--- start of RECORDS TO PROCESS ---
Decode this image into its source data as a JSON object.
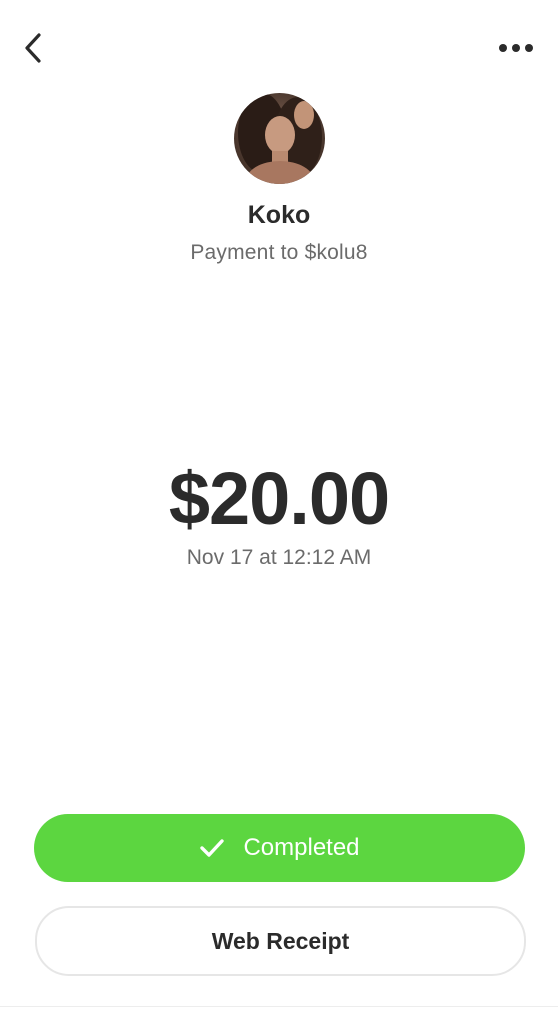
{
  "header": {
    "back_icon": "chevron-left-icon",
    "more_icon": "more-horizontal-icon"
  },
  "recipient": {
    "name": "Koko",
    "subtitle": "Payment to $kolu8"
  },
  "payment": {
    "amount": "$20.00",
    "timestamp": "Nov 17 at 12:12 AM"
  },
  "status": {
    "label": "Completed",
    "icon": "checkmark-icon",
    "color": "#5cd640"
  },
  "actions": {
    "receipt_label": "Web Receipt"
  }
}
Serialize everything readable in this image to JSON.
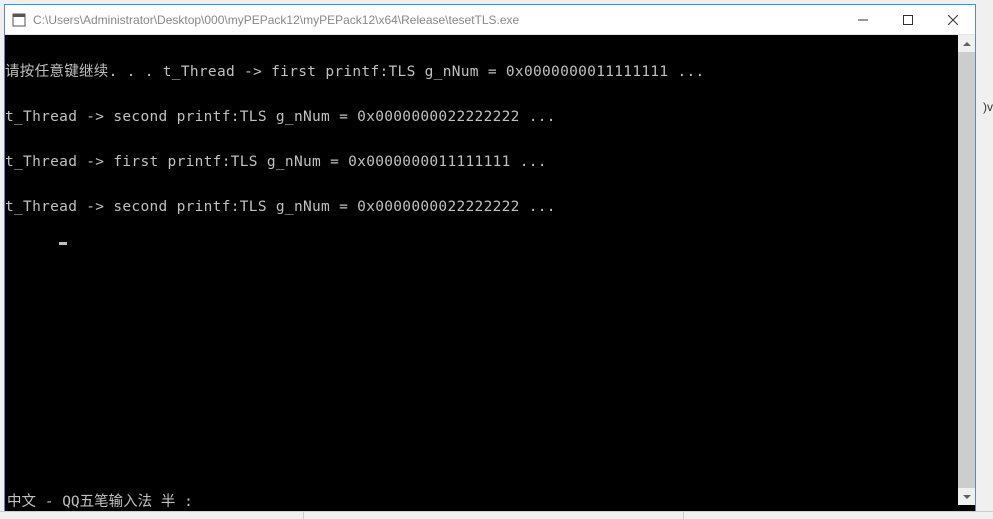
{
  "window": {
    "title": "C:\\Users\\Administrator\\Desktop\\000\\myPEPack12\\myPEPack12\\x64\\Release\\tesetTLS.exe"
  },
  "console": {
    "lines": [
      "请按任意键继续. . . t_Thread -> first printf:TLS g_nNum = 0x0000000011111111 ...",
      "t_Thread -> second printf:TLS g_nNum = 0x0000000022222222 ...",
      "t_Thread -> first printf:TLS g_nNum = 0x0000000011111111 ...",
      "t_Thread -> second printf:TLS g_nNum = 0x0000000022222222 ..."
    ],
    "ime_status": "中文 - QQ五笔输入法 半 :"
  },
  "bg": {
    "partial": ")v"
  }
}
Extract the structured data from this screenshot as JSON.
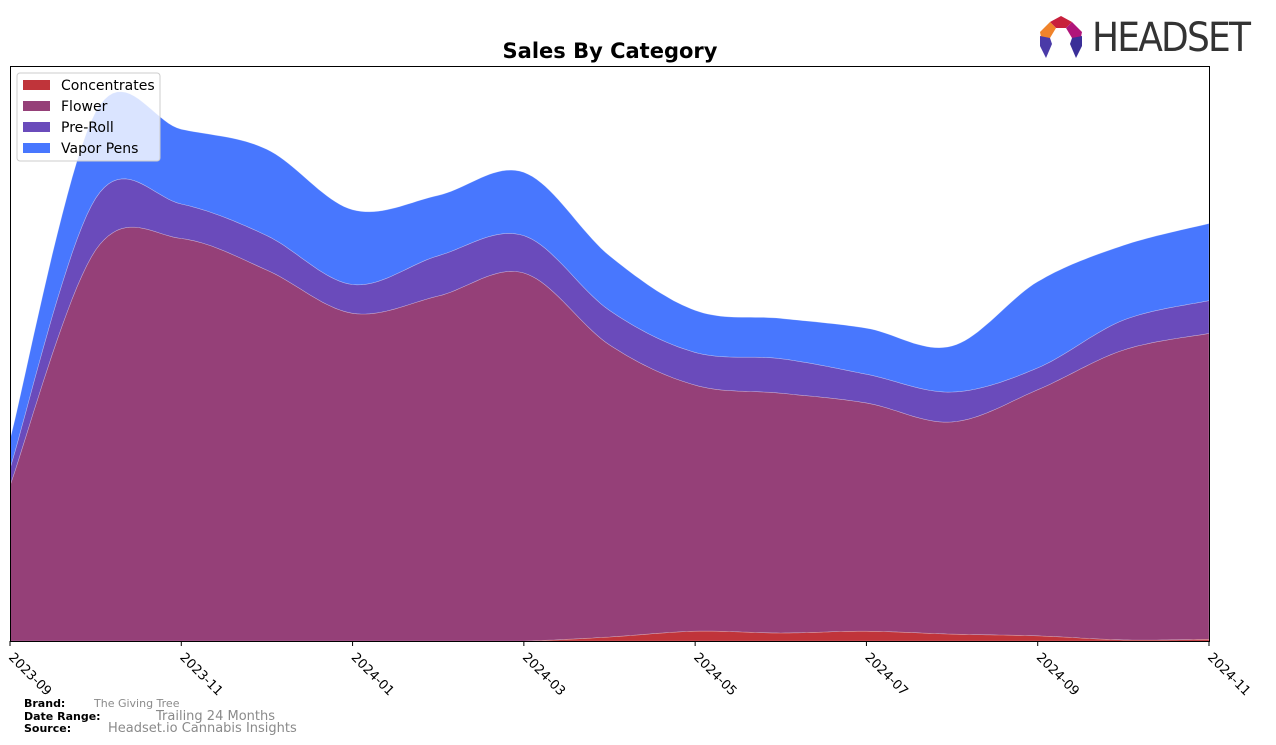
{
  "brand_logo": {
    "text": "HEADSET"
  },
  "footer": {
    "brand_label": "Brand:",
    "brand_value": "The Giving Tree",
    "date_range_label": "Date Range:",
    "date_range_value": "Trailing 24 Months",
    "source_label": "Source:",
    "source_value": "Headset.io Cannabis Insights"
  },
  "chart_data": {
    "type": "area",
    "stacked": true,
    "smoothed": true,
    "title": "Sales By Category",
    "xlabel": "",
    "ylabel": "",
    "y_ticks_visible": false,
    "ylim": [
      0,
      100
    ],
    "grid": false,
    "legend_position": "top-left",
    "x": [
      "2023-09",
      "2023-10",
      "2023-11",
      "2023-12",
      "2024-01",
      "2024-02",
      "2024-03",
      "2024-04",
      "2024-05",
      "2024-06",
      "2024-07",
      "2024-08",
      "2024-09",
      "2024-10",
      "2024-11"
    ],
    "x_tick_labels": [
      "2023-09",
      "2023-11",
      "2024-01",
      "2024-03",
      "2024-05",
      "2024-07",
      "2024-09",
      "2024-11"
    ],
    "series": [
      {
        "name": "Concentrates",
        "color": "#c0343a",
        "values": [
          0,
          0,
          0,
          0,
          0,
          0,
          0,
          0.7,
          1.7,
          1.4,
          1.7,
          1.2,
          0.9,
          0.2,
          0.3
        ]
      },
      {
        "name": "Flower",
        "color": "#954078",
        "values": [
          27,
          68,
          70,
          64.5,
          57,
          60,
          64,
          50.8,
          42.8,
          41.7,
          39.7,
          36.9,
          42.8,
          50.4,
          53.2
        ]
      },
      {
        "name": "Pre-Roll",
        "color": "#6a4bbb",
        "values": [
          3,
          9,
          6,
          6,
          5,
          7,
          6.5,
          6,
          5.7,
          6,
          5,
          5.2,
          3.8,
          5.2,
          5.7
        ]
      },
      {
        "name": "Vapor Pens",
        "color": "#4877fe",
        "values": [
          5,
          15,
          13,
          15,
          13,
          10.5,
          11,
          9.5,
          7.3,
          7,
          8,
          8,
          15,
          13,
          13.4
        ]
      }
    ]
  }
}
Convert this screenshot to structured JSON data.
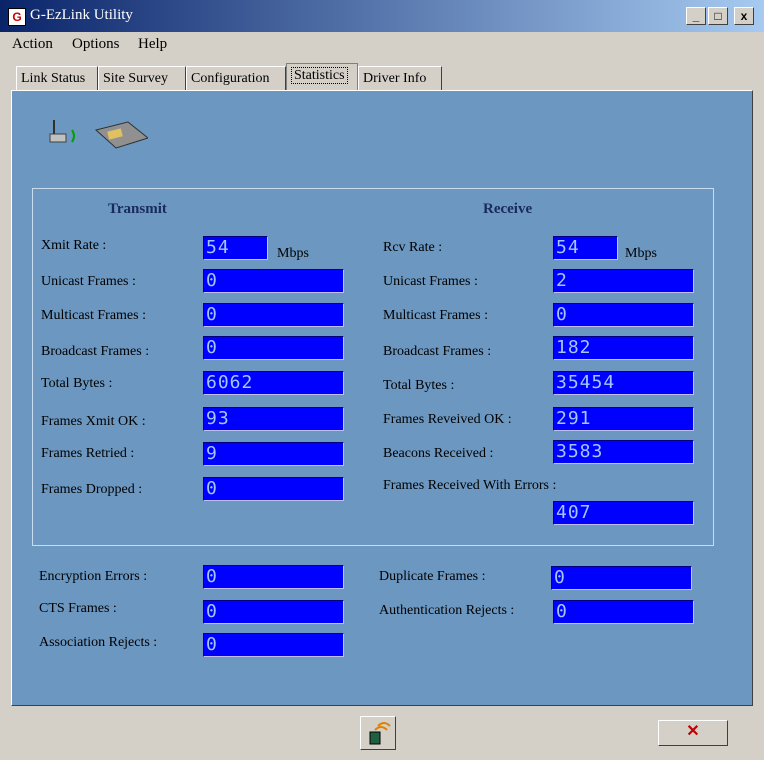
{
  "window": {
    "title": "G-EzLink Utility",
    "app_icon_letter": "G",
    "minimize": "_",
    "maximize": "□",
    "close": "x"
  },
  "menu": [
    "Action",
    "Options",
    "Help"
  ],
  "tabs": [
    "Link Status",
    "Site Survey",
    "Configuration",
    "Statistics",
    "Driver Info"
  ],
  "active_tab": "Statistics",
  "transmit": {
    "heading": "Transmit",
    "xmit_rate": {
      "label": "Xmit Rate :",
      "value": "54",
      "unit": "Mbps"
    },
    "unicast_frames": {
      "label": "Unicast Frames :",
      "value": "0"
    },
    "multicast_frames": {
      "label": "Multicast Frames :",
      "value": "0"
    },
    "broadcast_frames": {
      "label": "Broadcast Frames :",
      "value": "0"
    },
    "total_bytes": {
      "label": "Total Bytes :",
      "value": "6062"
    },
    "frames_xmit_ok": {
      "label": "Frames Xmit OK :",
      "value": "93"
    },
    "frames_retried": {
      "label": "Frames Retried :",
      "value": "9"
    },
    "frames_dropped": {
      "label": "Frames Dropped :",
      "value": "0"
    }
  },
  "receive": {
    "heading": "Receive",
    "rcv_rate": {
      "label": "Rcv Rate :",
      "value": "54",
      "unit": "Mbps"
    },
    "unicast_frames": {
      "label": "Unicast Frames :",
      "value": "2"
    },
    "multicast_frames": {
      "label": "Multicast Frames :",
      "value": "0"
    },
    "broadcast_frames": {
      "label": "Broadcast Frames :",
      "value": "182"
    },
    "total_bytes": {
      "label": "Total Bytes :",
      "value": "35454"
    },
    "frames_received_ok": {
      "label": "Frames Reveived OK :",
      "value": "291"
    },
    "beacons_received": {
      "label": "Beacons Received :",
      "value": "3583"
    },
    "frames_received_errors": {
      "label": "Frames Received With Errors :",
      "value": "407"
    }
  },
  "errors": {
    "encryption_errors": {
      "label": "Encryption Errors :",
      "value": "0"
    },
    "cts_frames": {
      "label": "CTS Frames :",
      "value": "0"
    },
    "association_rejects": {
      "label": "Association Rejects :",
      "value": "0"
    },
    "duplicate_frames": {
      "label": "Duplicate Frames :",
      "value": "0"
    },
    "authentication_rejects": {
      "label": "Authentication Rejects :",
      "value": "0"
    }
  },
  "bottom": {
    "cancel_glyph": "✕"
  },
  "colors": {
    "lcd_bg": "#0000ff",
    "lcd_text": "#a0c8ff",
    "panel": "#6b97c1",
    "close_x": "#c00000"
  }
}
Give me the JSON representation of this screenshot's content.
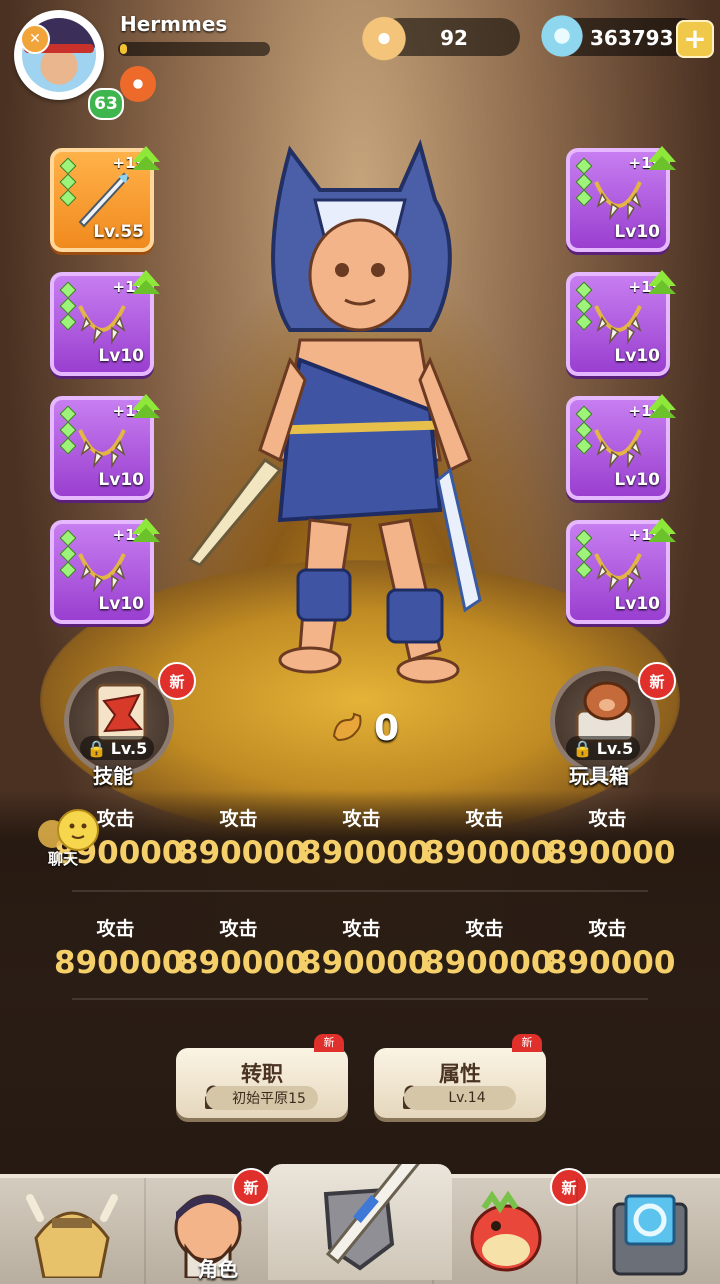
{
  "player": {
    "name": "Hermmes",
    "level": "63",
    "exp_fraction": 0.05
  },
  "resources": {
    "shells": "92",
    "gems": "363793"
  },
  "equipment": {
    "left": [
      {
        "plus": "+19",
        "level": "Lv.55",
        "rarity": "orange"
      },
      {
        "plus": "+19",
        "level": "Lv10",
        "rarity": "purple"
      },
      {
        "plus": "+19",
        "level": "Lv10",
        "rarity": "purple"
      },
      {
        "plus": "+19",
        "level": "Lv10",
        "rarity": "purple"
      }
    ],
    "right": [
      {
        "plus": "+19",
        "level": "Lv10",
        "rarity": "purple"
      },
      {
        "plus": "+19",
        "level": "Lv10",
        "rarity": "purple"
      },
      {
        "plus": "+19",
        "level": "Lv10",
        "rarity": "purple"
      },
      {
        "plus": "+19",
        "level": "Lv10",
        "rarity": "purple"
      }
    ]
  },
  "skill_button": {
    "label": "技能",
    "level": "Lv.5",
    "badge": "新"
  },
  "toybox_button": {
    "label": "玩具箱",
    "level": "Lv.5",
    "badge": "新"
  },
  "power": {
    "value": "0"
  },
  "chat": {
    "label": "聊天"
  },
  "stats": {
    "row1": [
      {
        "label": "攻击",
        "value": "890000"
      },
      {
        "label": "攻击",
        "value": "890000"
      },
      {
        "label": "攻击",
        "value": "890000"
      },
      {
        "label": "攻击",
        "value": "890000"
      },
      {
        "label": "攻击",
        "value": "890000"
      }
    ],
    "row2": [
      {
        "label": "攻击",
        "value": "890000"
      },
      {
        "label": "攻击",
        "value": "890000"
      },
      {
        "label": "攻击",
        "value": "890000"
      },
      {
        "label": "攻击",
        "value": "890000"
      },
      {
        "label": "攻击",
        "value": "890000"
      }
    ]
  },
  "actions": {
    "job_change": {
      "title": "转职",
      "sub": "初始平原15",
      "badge": "新"
    },
    "attributes": {
      "title": "属性",
      "sub": "Lv.14",
      "badge": "新"
    }
  },
  "nav": {
    "tabs": [
      {
        "icon": "tribe-icon",
        "label": ""
      },
      {
        "icon": "character-icon",
        "label": "角色",
        "badge": "新"
      },
      {
        "icon": "sword-shield-icon",
        "label": ""
      },
      {
        "icon": "pet-dino-icon",
        "label": "",
        "badge": "新"
      },
      {
        "icon": "portal-icon",
        "label": ""
      }
    ]
  },
  "colors": {
    "accent_gold": "#f5d06a",
    "purple_slot": "#9a3fd0",
    "orange_slot": "#f08a1e",
    "new_badge": "#e0302b"
  }
}
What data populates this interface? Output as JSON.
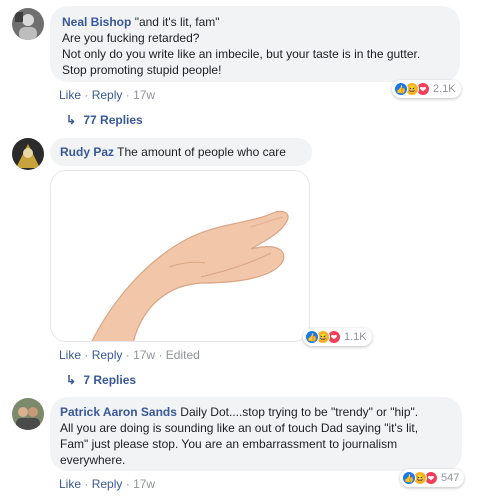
{
  "comments": [
    {
      "author": "Neal Bishop",
      "text_lines": [
        "\"and it's lit, fam\"",
        "Are you fucking retarded?",
        "Not only do you write like an imbecile, but your taste is in the gutter.",
        "Stop promoting stupid people!"
      ],
      "actions": {
        "like": "Like",
        "reply": "Reply",
        "time": "17w"
      },
      "reactions": {
        "count": "2.1K"
      },
      "replies": {
        "label": "77 Replies"
      }
    },
    {
      "author": "Rudy Paz",
      "text": "The amount of people who care",
      "actions": {
        "like": "Like",
        "reply": "Reply",
        "time": "17w",
        "edited": "Edited"
      },
      "reactions": {
        "count": "1.1K"
      },
      "replies": {
        "label": "7 Replies"
      }
    },
    {
      "author": "Patrick Aaron Sands",
      "text_lines": [
        "Daily Dot....stop trying to be \"trendy\" or \"hip\".",
        "All you are doing is sounding like an out of touch Dad saying \"it's lit,",
        "Fam\" just please stop. You are an embarrassment to journalism",
        "everywhere."
      ],
      "actions": {
        "like": "Like",
        "reply": "Reply",
        "time": "17w"
      },
      "reactions": {
        "count": "547"
      }
    }
  ],
  "separator": "·",
  "reaction_icons": [
    "like-icon",
    "haha-icon",
    "love-icon"
  ],
  "colors": {
    "link": "#385898",
    "bubble": "#f2f3f5",
    "meta": "#90949c"
  }
}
--- end of RECORDS TO PROCESS ---
**JOB:** Look through the records above and report how many lines hold the word "structured", giving only the number.

**RESULT FOR THIS TASK:** 2